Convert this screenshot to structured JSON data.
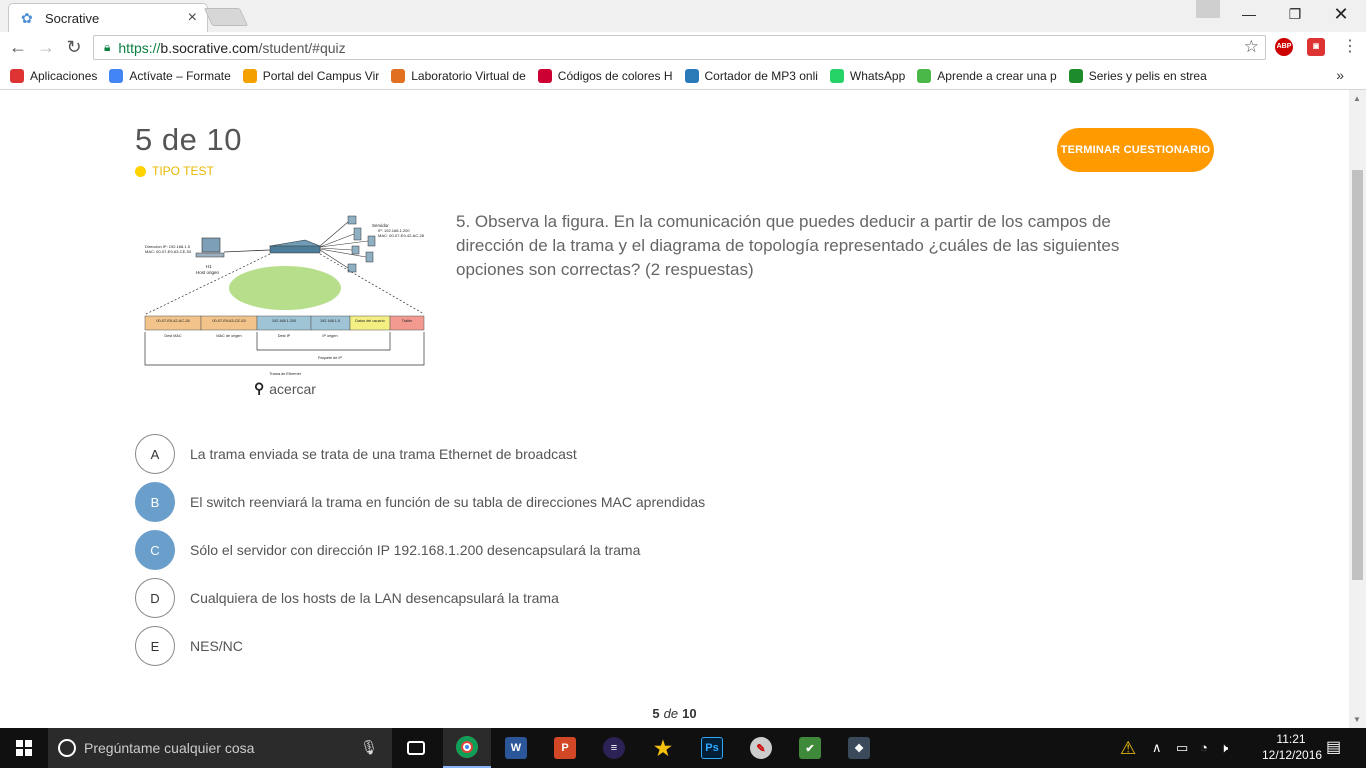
{
  "browser": {
    "tab_title": "Socrative",
    "tab_close": "×",
    "url_secure": "https://",
    "url_host": "b.socrative.com",
    "url_path": "/student/#quiz",
    "bookmarks": [
      {
        "label": "Aplicaciones",
        "icon": "apps-grid-icon",
        "color": "#d33"
      },
      {
        "label": "Actívate – Formate",
        "icon": "google-icon",
        "color": "#4285f4"
      },
      {
        "label": "Portal del Campus Vir",
        "icon": "campus-icon",
        "color": "#f4a000"
      },
      {
        "label": "Laboratorio Virtual de",
        "icon": "lab-icon",
        "color": "#e07020"
      },
      {
        "label": "Códigos de colores H",
        "icon": "color-wheel-icon",
        "color": "#c03"
      },
      {
        "label": "Cortador de MP3 onli",
        "icon": "scissors-icon",
        "color": "#2a7ab8"
      },
      {
        "label": "WhatsApp",
        "icon": "whatsapp-icon",
        "color": "#25d366"
      },
      {
        "label": "Aprende a crear una p",
        "icon": "udemy-icon",
        "color": "#4ab848"
      },
      {
        "label": "Series y pelis en strea",
        "icon": "series-icon",
        "color": "#1d8a2c"
      }
    ],
    "more_bookmarks": "»"
  },
  "quiz": {
    "counter": "5 de 10",
    "question_type": "TIPO TEST",
    "finish_button": "TERMINAR CUESTIONARIO",
    "question": "5. Observa la figura. En la comunicación que puedes deducir a partir de los campos de dirección de la trama y el diagrama de topología representado ¿cuáles de las siguientes opciones son correctas? (2 respuestas)",
    "zoom_label": "acercar",
    "answers": [
      {
        "letter": "A",
        "text": "La trama enviada se trata de una trama Ethernet de broadcast",
        "selected": false
      },
      {
        "letter": "B",
        "text": "El switch reenviará la trama en función de su tabla de direcciones MAC aprendidas",
        "selected": true
      },
      {
        "letter": "C",
        "text": "Sólo el servidor con dirección IP 192.168.1.200 desencapsulará la trama",
        "selected": true
      },
      {
        "letter": "D",
        "text": "Cualquiera de los hosts de la LAN desencapsulará la trama",
        "selected": false
      },
      {
        "letter": "E",
        "text": "NES/NC",
        "selected": false
      }
    ],
    "pager": {
      "current": "5",
      "of": "de",
      "total": "10"
    },
    "accent_color": "#ff9b00",
    "selected_color": "#6a9fcc",
    "type_color": "#ffd200"
  },
  "figure": {
    "host_label_1": "Dirección IP: 192.168.1.5",
    "host_label_2": "MAC: 00-07-E9-63-CE-53",
    "host_name": "H1",
    "host_role": "Host origen",
    "server_title": "Servidor",
    "server_ip": "IP: 192.168.1.200",
    "server_mac": "MAC: 00-07-E9-42-AC-28",
    "fields": [
      "00-07-E9-42-AC-28",
      "00-07-E9-63-CE-53",
      "192.168.1.200",
      "192.168.1.5",
      "Datos del usuario",
      "Tráiler"
    ],
    "field_labels": [
      "Dest MAC",
      "MAC de origen",
      "Dest IP",
      "IP origen"
    ],
    "packet_label": "Paquete de IP",
    "frame_label": "Trama de Ethernet"
  },
  "taskbar": {
    "search_placeholder": "Pregúntame cualquier cosa",
    "time": "11:21",
    "date": "12/12/2016"
  }
}
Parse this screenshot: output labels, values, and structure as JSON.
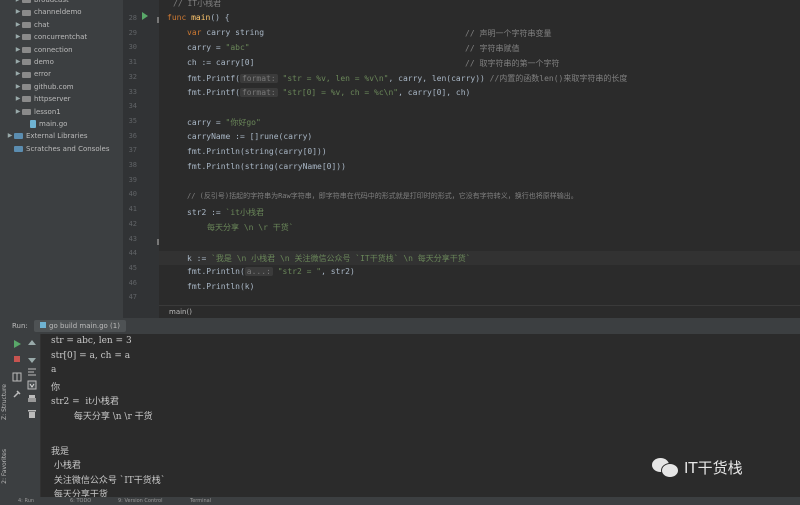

========================================

Of the lines above, how many include the word "screenshot"? Reply with the number only.

2